* Start MATERIAL FOR THE TASK *

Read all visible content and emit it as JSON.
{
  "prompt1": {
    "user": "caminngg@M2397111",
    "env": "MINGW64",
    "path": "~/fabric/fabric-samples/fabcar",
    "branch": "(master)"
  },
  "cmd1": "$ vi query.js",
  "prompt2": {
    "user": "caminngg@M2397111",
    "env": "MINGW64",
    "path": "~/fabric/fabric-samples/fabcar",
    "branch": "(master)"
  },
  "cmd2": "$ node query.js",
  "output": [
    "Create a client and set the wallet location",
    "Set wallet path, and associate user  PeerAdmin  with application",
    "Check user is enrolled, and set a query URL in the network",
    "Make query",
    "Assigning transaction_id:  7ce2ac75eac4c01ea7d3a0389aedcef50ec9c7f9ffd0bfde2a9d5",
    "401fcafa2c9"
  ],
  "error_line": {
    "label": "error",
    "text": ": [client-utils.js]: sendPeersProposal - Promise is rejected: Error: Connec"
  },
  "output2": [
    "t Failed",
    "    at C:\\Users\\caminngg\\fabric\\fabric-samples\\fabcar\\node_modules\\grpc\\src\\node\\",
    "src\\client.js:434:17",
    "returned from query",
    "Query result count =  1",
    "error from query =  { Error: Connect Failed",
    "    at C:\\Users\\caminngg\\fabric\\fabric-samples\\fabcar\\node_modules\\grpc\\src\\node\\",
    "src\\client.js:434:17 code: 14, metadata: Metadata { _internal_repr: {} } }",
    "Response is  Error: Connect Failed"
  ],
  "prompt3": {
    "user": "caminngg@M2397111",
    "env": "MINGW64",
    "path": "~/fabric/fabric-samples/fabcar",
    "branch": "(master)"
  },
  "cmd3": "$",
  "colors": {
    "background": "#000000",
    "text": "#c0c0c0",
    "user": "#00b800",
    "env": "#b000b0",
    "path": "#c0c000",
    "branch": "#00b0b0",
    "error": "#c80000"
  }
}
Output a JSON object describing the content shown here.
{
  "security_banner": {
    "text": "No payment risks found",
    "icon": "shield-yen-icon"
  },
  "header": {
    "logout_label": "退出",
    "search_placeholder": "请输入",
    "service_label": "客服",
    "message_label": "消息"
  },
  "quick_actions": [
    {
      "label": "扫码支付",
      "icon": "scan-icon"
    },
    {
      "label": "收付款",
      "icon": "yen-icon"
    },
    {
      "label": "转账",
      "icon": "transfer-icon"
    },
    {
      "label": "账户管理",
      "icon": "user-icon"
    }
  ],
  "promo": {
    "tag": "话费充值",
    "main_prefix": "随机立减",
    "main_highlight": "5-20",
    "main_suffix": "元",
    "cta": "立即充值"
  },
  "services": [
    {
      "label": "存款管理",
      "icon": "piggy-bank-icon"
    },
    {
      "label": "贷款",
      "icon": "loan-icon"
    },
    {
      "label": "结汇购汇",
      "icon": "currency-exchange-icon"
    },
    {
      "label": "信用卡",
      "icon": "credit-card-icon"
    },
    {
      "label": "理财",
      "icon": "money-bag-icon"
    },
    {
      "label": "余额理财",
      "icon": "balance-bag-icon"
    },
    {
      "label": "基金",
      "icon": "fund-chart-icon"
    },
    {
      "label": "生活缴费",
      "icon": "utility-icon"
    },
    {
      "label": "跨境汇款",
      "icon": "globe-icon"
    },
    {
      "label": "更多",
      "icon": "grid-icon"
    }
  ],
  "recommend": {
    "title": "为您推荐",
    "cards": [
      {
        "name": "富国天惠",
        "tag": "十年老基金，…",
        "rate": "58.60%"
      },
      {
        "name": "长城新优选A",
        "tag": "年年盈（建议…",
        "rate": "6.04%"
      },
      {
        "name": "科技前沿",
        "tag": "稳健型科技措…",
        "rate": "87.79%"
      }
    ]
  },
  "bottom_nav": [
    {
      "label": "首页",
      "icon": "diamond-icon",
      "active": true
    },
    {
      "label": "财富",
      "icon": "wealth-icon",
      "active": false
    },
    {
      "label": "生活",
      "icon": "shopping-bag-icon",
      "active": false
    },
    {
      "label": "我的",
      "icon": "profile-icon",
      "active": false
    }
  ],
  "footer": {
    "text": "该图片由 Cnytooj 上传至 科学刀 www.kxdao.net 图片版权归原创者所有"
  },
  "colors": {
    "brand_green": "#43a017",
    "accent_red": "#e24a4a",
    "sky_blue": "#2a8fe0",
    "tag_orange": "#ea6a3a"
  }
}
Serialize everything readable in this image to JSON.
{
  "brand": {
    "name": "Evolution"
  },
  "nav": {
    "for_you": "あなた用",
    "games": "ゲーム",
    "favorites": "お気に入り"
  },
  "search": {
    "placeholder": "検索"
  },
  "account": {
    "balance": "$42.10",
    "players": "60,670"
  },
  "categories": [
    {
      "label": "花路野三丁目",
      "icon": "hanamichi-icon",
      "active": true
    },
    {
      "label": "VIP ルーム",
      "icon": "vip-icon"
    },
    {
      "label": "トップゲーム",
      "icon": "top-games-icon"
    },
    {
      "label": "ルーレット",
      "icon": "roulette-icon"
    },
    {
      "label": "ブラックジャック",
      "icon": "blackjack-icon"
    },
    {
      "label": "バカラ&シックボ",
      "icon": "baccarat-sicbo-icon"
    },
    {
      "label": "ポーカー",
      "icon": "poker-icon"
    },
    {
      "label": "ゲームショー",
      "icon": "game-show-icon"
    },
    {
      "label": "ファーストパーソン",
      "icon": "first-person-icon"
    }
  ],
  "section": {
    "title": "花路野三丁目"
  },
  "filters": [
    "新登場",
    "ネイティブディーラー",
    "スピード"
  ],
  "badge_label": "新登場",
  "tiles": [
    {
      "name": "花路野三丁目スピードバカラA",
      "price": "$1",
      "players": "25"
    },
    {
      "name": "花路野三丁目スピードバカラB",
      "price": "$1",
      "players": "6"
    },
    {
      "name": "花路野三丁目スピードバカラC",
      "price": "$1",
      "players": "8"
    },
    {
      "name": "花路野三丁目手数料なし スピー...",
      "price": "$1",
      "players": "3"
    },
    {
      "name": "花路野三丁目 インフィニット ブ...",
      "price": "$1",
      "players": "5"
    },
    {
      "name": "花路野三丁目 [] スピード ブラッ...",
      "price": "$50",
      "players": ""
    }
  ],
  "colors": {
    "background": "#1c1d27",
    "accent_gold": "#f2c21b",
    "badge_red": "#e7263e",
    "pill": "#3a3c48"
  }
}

* End MATERIAL FOR THE TASK *

DESCRIPTION OF THE TASK - Repeat the material from above exactly, word for word.

FULL SOLUTION -
Read all visible content and emit it as JSON.
{
  "prompt1": {
    "user": "caminngg@M2397111",
    "env": "MINGW64",
    "path": "~/fabric/fabric-samples/fabcar",
    "branch": "(master)"
  },
  "cmd1": "$ vi query.js",
  "prompt2": {
    "user": "caminngg@M2397111",
    "env": "MINGW64",
    "path": "~/fabric/fabric-samples/fabcar",
    "branch": "(master)"
  },
  "cmd2": "$ node query.js",
  "output": [
    "Create a client and set the wallet location",
    "Set wallet path, and associate user  PeerAdmin  with application",
    "Check user is enrolled, and set a query URL in the network",
    "Make query",
    "Assigning transaction_id:  7ce2ac75eac4c01ea7d3a0389aedcef50ec9c7f9ffd0bfde2a9d5",
    "401fcafa2c9"
  ],
  "error_line": {
    "label": "error",
    "text": ": [client-utils.js]: sendPeersProposal - Promise is rejected: Error: Connec"
  },
  "output2": [
    "t Failed",
    "    at C:\\Users\\caminngg\\fabric\\fabric-samples\\fabcar\\node_modules\\grpc\\src\\node\\",
    "src\\client.js:434:17",
    "returned from query",
    "Query result count =  1",
    "error from query =  { Error: Connect Failed",
    "    at C:\\Users\\caminngg\\fabric\\fabric-samples\\fabcar\\node_modules\\grpc\\src\\node\\",
    "src\\client.js:434:17 code: 14, metadata: Metadata { _internal_repr: {} } }",
    "Response is  Error: Connect Failed"
  ],
  "prompt3": {
    "user": "caminngg@M2397111",
    "env": "MINGW64",
    "path": "~/fabric/fabric-samples/fabcar",
    "branch": "(master)"
  },
  "cmd3": "$",
  "colors": {
    "background": "#000000",
    "text": "#c0c0c0",
    "user": "#00b800",
    "env": "#b000b0",
    "path": "#c0c000",
    "branch": "#00b0b0",
    "error": "#c80000"
  }
}
Output a JSON object describing the content shown here.
{
  "security_banner": {
    "text": "No payment risks found",
    "icon": "shield-yen-icon"
  },
  "header": {
    "logout_label": "退出",
    "search_placeholder": "请输入",
    "service_label": "客服",
    "message_label": "消息"
  },
  "quick_actions": [
    {
      "label": "扫码支付",
      "icon": "scan-icon"
    },
    {
      "label": "收付款",
      "icon": "yen-icon"
    },
    {
      "label": "转账",
      "icon": "transfer-icon"
    },
    {
      "label": "账户管理",
      "icon": "user-icon"
    }
  ],
  "promo": {
    "tag": "话费充值",
    "main_prefix": "随机立减",
    "main_highlight": "5-20",
    "main_suffix": "元",
    "cta": "立即充值"
  },
  "services": [
    {
      "label": "存款管理",
      "icon": "piggy-bank-icon"
    },
    {
      "label": "贷款",
      "icon": "loan-icon"
    },
    {
      "label": "结汇购汇",
      "icon": "currency-exchange-icon"
    },
    {
      "label": "信用卡",
      "icon": "credit-card-icon"
    },
    {
      "label": "理财",
      "icon": "money-bag-icon"
    },
    {
      "label": "余额理财",
      "icon": "balance-bag-icon"
    },
    {
      "label": "基金",
      "icon": "fund-chart-icon"
    },
    {
      "label": "生活缴费",
      "icon": "utility-icon"
    },
    {
      "label": "跨境汇款",
      "icon": "globe-icon"
    },
    {
      "label": "更多",
      "icon": "grid-icon"
    }
  ],
  "recommend": {
    "title": "为您推荐",
    "cards": [
      {
        "name": "富国天惠",
        "tag": "十年老基金，…",
        "rate": "58.60%"
      },
      {
        "name": "长城新优选A",
        "tag": "年年盈（建议…",
        "rate": "6.04%"
      },
      {
        "name": "科技前沿",
        "tag": "稳健型科技措…",
        "rate": "87.79%"
      }
    ]
  },
  "bottom_nav": [
    {
      "label": "首页",
      "icon": "diamond-icon",
      "active": true
    },
    {
      "label": "财富",
      "icon": "wealth-icon",
      "active": false
    },
    {
      "label": "生活",
      "icon": "shopping-bag-icon",
      "active": false
    },
    {
      "label": "我的",
      "icon": "profile-icon",
      "active": false
    }
  ],
  "footer": {
    "text": "该图片由 Cnytooj 上传至 科学刀 www.kxdao.net 图片版权归原创者所有"
  },
  "colors": {
    "brand_green": "#43a017",
    "accent_red": "#e24a4a",
    "sky_blue": "#2a8fe0",
    "tag_orange": "#ea6a3a"
  }
}
Serialize everything readable in this image to JSON.
{
  "brand": {
    "name": "Evolution"
  },
  "nav": {
    "for_you": "あなた用",
    "games": "ゲーム",
    "favorites": "お気に入り"
  },
  "search": {
    "placeholder": "検索"
  },
  "account": {
    "balance": "$42.10",
    "players": "60,670"
  },
  "categories": [
    {
      "label": "花路野三丁目",
      "icon": "hanamichi-icon",
      "active": true
    },
    {
      "label": "VIP ルーム",
      "icon": "vip-icon"
    },
    {
      "label": "トップゲーム",
      "icon": "top-games-icon"
    },
    {
      "label": "ルーレット",
      "icon": "roulette-icon"
    },
    {
      "label": "ブラックジャック",
      "icon": "blackjack-icon"
    },
    {
      "label": "バカラ&シックボ",
      "icon": "baccarat-sicbo-icon"
    },
    {
      "label": "ポーカー",
      "icon": "poker-icon"
    },
    {
      "label": "ゲームショー",
      "icon": "game-show-icon"
    },
    {
      "label": "ファーストパーソン",
      "icon": "first-person-icon"
    }
  ],
  "section": {
    "title": "花路野三丁目"
  },
  "filters": [
    "新登場",
    "ネイティブディーラー",
    "スピード"
  ],
  "badge_label": "新登場",
  "tiles": [
    {
      "name": "花路野三丁目スピードバカラA",
      "price": "$1",
      "players": "25"
    },
    {
      "name": "花路野三丁目スピードバカラB",
      "price": "$1",
      "players": "6"
    },
    {
      "name": "花路野三丁目スピードバカラC",
      "price": "$1",
      "players": "8"
    },
    {
      "name": "花路野三丁目手数料なし スピー...",
      "price": "$1",
      "players": "3"
    },
    {
      "name": "花路野三丁目 インフィニット ブ...",
      "price": "$1",
      "players": "5"
    },
    {
      "name": "花路野三丁目 [] スピード ブラッ...",
      "price": "$50",
      "players": ""
    }
  ],
  "colors": {
    "background": "#1c1d27",
    "accent_gold": "#f2c21b",
    "badge_red": "#e7263e",
    "pill": "#3a3c48"
  }
}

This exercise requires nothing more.